▶ Passage:
* begin *
[
https://issues.apache.org/jira/browse/HIVE-17580?page=com.atlassian.jira.plugin.system.issuetabpanels:comment-tabpanel&focusedCommentId=16314309#comment-16314309
]
ASF GitHub Bot commented on HIVE-17580:
---------------------------------------
GitHub user vihangk1 opened a pull request:
https://github.com/apache/hive/pull/287
HIVE-17580 : Remove standalone-metastore's dependency with serdes
Removing the dependency on serdes for the metastore requires a series of
changes. I have created multiple commits which hopefully would be easier to
review. Each major commit has a descriptive commit message to give a high level
idea of what the change is doing. There are still some bits which need to be
completed but it would be good to a review.
Overview of all the changes done:
1. Creates a new module called serde-api under storage-api like discussed.
Although I think we can keep it separate as well.
* end *
▶ Prompt A: Rewrite the pull request comment from "Overview of all" to "separate as well.", putting "component" in place of "module".
The text above and the rows that follow were taken from unrelated sources.

▶ Data for processing:
* begin *
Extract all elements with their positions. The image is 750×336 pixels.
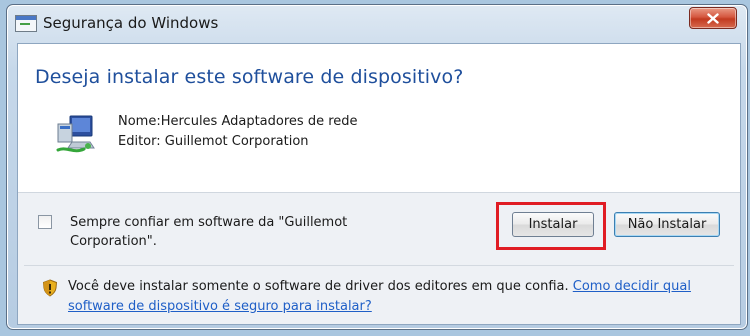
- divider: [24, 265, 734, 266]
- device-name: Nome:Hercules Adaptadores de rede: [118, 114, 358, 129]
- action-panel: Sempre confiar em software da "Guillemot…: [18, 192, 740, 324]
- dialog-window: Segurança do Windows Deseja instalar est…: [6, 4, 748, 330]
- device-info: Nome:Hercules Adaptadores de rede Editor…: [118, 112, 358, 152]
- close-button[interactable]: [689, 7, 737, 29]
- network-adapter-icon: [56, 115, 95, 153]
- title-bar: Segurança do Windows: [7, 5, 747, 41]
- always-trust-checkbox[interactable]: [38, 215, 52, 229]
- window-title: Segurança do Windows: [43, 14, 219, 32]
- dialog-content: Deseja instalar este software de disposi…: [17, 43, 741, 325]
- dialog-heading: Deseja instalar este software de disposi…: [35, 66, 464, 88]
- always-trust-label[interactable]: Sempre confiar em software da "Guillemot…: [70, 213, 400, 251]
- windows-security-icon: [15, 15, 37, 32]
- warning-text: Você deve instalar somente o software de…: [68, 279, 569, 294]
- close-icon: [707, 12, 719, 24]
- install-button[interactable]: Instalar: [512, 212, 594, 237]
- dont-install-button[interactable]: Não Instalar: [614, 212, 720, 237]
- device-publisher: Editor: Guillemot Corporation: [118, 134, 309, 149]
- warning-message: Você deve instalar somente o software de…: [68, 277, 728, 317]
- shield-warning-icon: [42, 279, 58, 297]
* end *
* begin *
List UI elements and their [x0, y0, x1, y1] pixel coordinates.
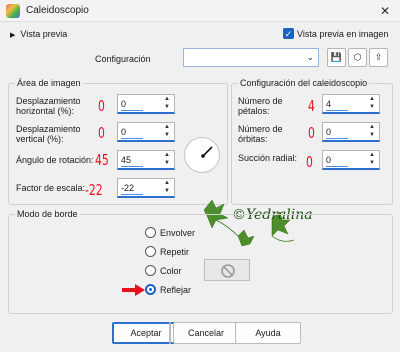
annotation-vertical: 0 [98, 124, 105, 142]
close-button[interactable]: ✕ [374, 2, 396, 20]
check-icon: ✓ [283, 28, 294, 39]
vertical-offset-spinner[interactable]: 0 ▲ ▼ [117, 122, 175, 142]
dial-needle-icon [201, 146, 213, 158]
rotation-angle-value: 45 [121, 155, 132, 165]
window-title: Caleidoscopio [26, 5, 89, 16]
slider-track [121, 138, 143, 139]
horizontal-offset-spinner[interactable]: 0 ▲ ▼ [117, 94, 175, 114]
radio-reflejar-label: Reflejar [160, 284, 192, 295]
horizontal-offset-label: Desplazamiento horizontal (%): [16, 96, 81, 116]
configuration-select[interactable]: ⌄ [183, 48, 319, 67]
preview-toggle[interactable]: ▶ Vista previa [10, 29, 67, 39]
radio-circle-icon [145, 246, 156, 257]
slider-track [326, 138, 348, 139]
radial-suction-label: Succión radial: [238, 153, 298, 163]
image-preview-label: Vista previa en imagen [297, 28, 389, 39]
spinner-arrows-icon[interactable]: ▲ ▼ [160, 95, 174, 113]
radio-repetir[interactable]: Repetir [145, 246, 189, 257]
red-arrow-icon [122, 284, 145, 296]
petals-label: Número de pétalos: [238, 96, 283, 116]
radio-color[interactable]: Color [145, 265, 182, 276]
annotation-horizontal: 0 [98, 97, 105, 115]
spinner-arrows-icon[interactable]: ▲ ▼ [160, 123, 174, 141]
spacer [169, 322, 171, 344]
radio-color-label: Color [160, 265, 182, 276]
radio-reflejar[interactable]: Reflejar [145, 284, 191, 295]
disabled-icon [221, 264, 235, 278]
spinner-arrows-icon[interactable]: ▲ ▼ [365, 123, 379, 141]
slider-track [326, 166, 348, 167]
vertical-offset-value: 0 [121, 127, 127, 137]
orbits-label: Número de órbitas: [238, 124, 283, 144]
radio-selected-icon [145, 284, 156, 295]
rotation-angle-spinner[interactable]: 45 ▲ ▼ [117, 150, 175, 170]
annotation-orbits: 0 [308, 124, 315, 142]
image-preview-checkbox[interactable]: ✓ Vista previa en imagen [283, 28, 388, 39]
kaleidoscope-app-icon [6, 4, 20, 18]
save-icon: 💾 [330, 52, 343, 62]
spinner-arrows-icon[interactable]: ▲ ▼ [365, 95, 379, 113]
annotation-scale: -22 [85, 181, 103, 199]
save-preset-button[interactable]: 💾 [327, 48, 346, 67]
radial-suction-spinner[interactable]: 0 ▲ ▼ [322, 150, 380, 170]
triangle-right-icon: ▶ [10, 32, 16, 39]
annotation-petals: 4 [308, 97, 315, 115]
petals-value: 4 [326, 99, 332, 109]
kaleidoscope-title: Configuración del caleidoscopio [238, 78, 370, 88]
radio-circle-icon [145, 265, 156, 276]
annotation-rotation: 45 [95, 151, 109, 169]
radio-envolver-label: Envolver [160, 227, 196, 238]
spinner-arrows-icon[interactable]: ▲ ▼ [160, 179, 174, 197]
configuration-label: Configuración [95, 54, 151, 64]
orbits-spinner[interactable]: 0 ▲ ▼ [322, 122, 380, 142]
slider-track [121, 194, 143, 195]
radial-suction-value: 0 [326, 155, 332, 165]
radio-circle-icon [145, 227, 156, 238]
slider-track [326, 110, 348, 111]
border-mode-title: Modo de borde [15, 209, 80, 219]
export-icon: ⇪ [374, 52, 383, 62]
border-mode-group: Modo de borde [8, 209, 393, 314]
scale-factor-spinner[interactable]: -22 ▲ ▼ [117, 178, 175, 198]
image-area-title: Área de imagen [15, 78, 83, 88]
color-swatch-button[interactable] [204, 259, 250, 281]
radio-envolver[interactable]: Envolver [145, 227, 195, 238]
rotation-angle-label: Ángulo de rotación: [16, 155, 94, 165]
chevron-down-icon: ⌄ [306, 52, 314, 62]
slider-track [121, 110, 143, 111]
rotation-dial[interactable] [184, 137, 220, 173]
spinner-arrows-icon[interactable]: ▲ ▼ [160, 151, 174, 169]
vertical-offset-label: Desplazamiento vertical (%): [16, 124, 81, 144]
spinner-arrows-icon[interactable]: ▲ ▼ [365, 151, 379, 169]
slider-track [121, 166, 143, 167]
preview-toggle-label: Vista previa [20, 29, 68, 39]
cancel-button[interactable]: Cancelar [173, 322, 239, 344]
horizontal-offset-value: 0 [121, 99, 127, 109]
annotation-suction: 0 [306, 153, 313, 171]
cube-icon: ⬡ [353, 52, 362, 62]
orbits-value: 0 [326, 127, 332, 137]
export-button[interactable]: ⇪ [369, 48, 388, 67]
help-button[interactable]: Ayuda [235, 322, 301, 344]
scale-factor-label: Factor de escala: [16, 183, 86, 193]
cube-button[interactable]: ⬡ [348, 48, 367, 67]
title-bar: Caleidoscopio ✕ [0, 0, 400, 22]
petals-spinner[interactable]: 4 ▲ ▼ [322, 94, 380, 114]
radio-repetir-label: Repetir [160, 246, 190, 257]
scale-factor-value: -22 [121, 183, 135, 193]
* end *
▶ Prompt B: Turn the rows in the first block, from the line with "- divider: [24, 265, 734, 266]" to the line with "- close-button[interactable]: [689, 7, 737, 29]", into a JSON list of strings with one string per line and no blank lines.

▶ Written reply A:
Overview of all the changes done:
1. Creates a new component called serde-api under storage-api like discussed.
Although I think we can keep it separate as well.

▶ Written reply B:
[
  "- divider: [24, 265, 734, 266]",
  "- device-name: Nome:Hercules Adaptadores de rede: [118, 114, 358, 129]",
  "- action-panel: Sempre confiar em software da \"Guillemot…: [18, 192, 740, 324]",
  "- dialog-window: Segurança do Windows Deseja instalar est…: [6, 4, 748, 330]",
  "- device-info: Nome:Hercules Adaptadores de rede Editor…: [118, 112, 358, 152]",
  "- close-button[interactable]: [689, 7, 737, 29]"
]